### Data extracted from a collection
=-=-=-=-=

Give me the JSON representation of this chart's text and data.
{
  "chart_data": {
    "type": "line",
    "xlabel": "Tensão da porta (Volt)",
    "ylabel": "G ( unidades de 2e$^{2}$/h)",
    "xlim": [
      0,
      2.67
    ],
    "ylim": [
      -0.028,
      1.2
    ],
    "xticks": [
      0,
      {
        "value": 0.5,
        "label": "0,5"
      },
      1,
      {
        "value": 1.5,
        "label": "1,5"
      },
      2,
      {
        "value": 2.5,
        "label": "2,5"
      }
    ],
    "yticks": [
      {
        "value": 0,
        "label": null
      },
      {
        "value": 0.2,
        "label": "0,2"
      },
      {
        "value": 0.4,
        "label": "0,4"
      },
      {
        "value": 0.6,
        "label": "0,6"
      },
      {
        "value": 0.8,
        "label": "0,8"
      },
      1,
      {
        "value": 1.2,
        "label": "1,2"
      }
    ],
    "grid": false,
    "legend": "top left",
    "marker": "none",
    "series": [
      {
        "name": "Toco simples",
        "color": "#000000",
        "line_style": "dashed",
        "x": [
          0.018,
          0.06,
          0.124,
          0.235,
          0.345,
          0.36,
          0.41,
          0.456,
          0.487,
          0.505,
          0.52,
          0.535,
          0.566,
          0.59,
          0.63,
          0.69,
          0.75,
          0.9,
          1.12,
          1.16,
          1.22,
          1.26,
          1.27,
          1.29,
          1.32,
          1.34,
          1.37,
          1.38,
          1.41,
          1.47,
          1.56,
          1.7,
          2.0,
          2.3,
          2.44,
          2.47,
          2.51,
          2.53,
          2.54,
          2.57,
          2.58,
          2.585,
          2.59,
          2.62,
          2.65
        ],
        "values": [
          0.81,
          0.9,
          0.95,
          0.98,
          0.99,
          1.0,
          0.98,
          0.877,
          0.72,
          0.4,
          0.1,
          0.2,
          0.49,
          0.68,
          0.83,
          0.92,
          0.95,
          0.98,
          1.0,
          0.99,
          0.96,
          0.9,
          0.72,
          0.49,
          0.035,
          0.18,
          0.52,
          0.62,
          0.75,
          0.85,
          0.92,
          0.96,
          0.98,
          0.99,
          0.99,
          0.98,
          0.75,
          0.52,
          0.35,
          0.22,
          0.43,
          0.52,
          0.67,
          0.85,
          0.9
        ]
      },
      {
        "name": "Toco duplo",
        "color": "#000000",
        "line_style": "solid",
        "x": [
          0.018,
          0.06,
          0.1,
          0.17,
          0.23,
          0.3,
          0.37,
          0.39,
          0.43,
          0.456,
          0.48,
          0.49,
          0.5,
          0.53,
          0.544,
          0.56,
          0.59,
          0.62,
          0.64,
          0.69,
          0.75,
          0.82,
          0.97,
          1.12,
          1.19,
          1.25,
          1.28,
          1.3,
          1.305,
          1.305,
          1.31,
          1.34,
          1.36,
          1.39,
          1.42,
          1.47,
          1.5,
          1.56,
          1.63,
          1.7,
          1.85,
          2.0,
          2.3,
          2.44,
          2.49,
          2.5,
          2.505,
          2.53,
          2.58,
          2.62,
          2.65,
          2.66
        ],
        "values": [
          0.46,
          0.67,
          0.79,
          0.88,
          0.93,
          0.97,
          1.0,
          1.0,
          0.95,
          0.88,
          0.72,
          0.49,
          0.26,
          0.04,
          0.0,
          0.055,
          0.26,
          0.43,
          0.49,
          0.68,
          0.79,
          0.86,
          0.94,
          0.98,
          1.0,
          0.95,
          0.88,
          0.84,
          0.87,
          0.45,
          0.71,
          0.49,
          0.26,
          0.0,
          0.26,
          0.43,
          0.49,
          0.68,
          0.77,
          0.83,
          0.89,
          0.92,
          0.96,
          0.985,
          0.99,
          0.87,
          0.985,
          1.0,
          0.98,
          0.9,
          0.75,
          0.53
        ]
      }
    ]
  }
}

=-=-=-=-=

### Stated task
Copy the entries above exactly, leaving none out.

### Exercise result
Give me the JSON representation of this chart's text and data.
{
  "chart_data": {
    "type": "line",
    "xlabel": "Tensão da porta (Volt)",
    "ylabel": "G ( unidades de 2e$^{2}$/h)",
    "xlim": [
      0,
      2.67
    ],
    "ylim": [
      -0.028,
      1.2
    ],
    "xticks": [
      0,
      {
        "value": 0.5,
        "label": "0,5"
      },
      1,
      {
        "value": 1.5,
        "label": "1,5"
      },
      2,
      {
        "value": 2.5,
        "label": "2,5"
      }
    ],
    "yticks": [
      {
        "value": 0,
        "label": null
      },
      {
        "value": 0.2,
        "label": "0,2"
      },
      {
        "value": 0.4,
        "label": "0,4"
      },
      {
        "value": 0.6,
        "label": "0,6"
      },
      {
        "value": 0.8,
        "label": "0,8"
      },
      1,
      {
        "value": 1.2,
        "label": "1,2"
      }
    ],
    "grid": false,
    "legend": "top left",
    "marker": "none",
    "series": [
      {
        "name": "Toco simples",
        "color": "#000000",
        "line_style": "dashed",
        "x": [
          0.018,
          0.06,
          0.124,
          0.235,
          0.345,
          0.36,
          0.41,
          0.456,
          0.487,
          0.505,
          0.52,
          0.535,
          0.566,
          0.59,
          0.63,
          0.69,
          0.75,
          0.9,
          1.12,
          1.16,
          1.22,
          1.26,
          1.27,
          1.29,
          1.32,
          1.34,
          1.37,
          1.38,
          1.41,
          1.47,
          1.56,
          1.7,
          2.0,
          2.3,
          2.44,
          2.47,
          2.51,
          2.53,
          2.54,
          2.57,
          2.58,
          2.585,
          2.59,
          2.62,
          2.65
        ],
        "values": [
          0.81,
          0.9,
          0.95,
          0.98,
          0.99,
          1.0,
          0.98,
          0.877,
          0.72,
          0.4,
          0.1,
          0.2,
          0.49,
          0.68,
          0.83,
          0.92,
          0.95,
          0.98,
          1.0,
          0.99,
          0.96,
          0.9,
          0.72,
          0.49,
          0.035,
          0.18,
          0.52,
          0.62,
          0.75,
          0.85,
          0.92,
          0.96,
          0.98,
          0.99,
          0.99,
          0.98,
          0.75,
          0.52,
          0.35,
          0.22,
          0.43,
          0.52,
          0.67,
          0.85,
          0.9
        ]
      },
      {
        "name": "Toco duplo",
        "color": "#000000",
        "line_style": "solid",
        "x": [
          0.018,
          0.06,
          0.1,
          0.17,
          0.23,
          0.3,
          0.37,
          0.39,
          0.43,
          0.456,
          0.48,
          0.49,
          0.5,
          0.53,
          0.544,
          0.56,
          0.59,
          0.62,
          0.64,
          0.69,
          0.75,
          0.82,
          0.97,
          1.12,
          1.19,
          1.25,
          1.28,
          1.3,
          1.305,
          1.305,
          1.31,
          1.34,
          1.36,
          1.39,
          1.42,
          1.47,
          1.5,
          1.56,
          1.63,
          1.7,
          1.85,
          2.0,
          2.3,
          2.44,
          2.49,
          2.5,
          2.505,
          2.53,
          2.58,
          2.62,
          2.65,
          2.66
        ],
        "values": [
          0.46,
          0.67,
          0.79,
          0.88,
          0.93,
          0.97,
          1.0,
          1.0,
          0.95,
          0.88,
          0.72,
          0.49,
          0.26,
          0.04,
          0.0,
          0.055,
          0.26,
          0.43,
          0.49,
          0.68,
          0.79,
          0.86,
          0.94,
          0.98,
          1.0,
          0.95,
          0.88,
          0.84,
          0.87,
          0.45,
          0.71,
          0.49,
          0.26,
          0.0,
          0.26,
          0.43,
          0.49,
          0.68,
          0.77,
          0.83,
          0.89,
          0.92,
          0.96,
          0.985,
          0.99,
          0.87,
          0.985,
          1.0,
          0.98,
          0.9,
          0.75,
          0.53
        ]
      }
    ]
  }
}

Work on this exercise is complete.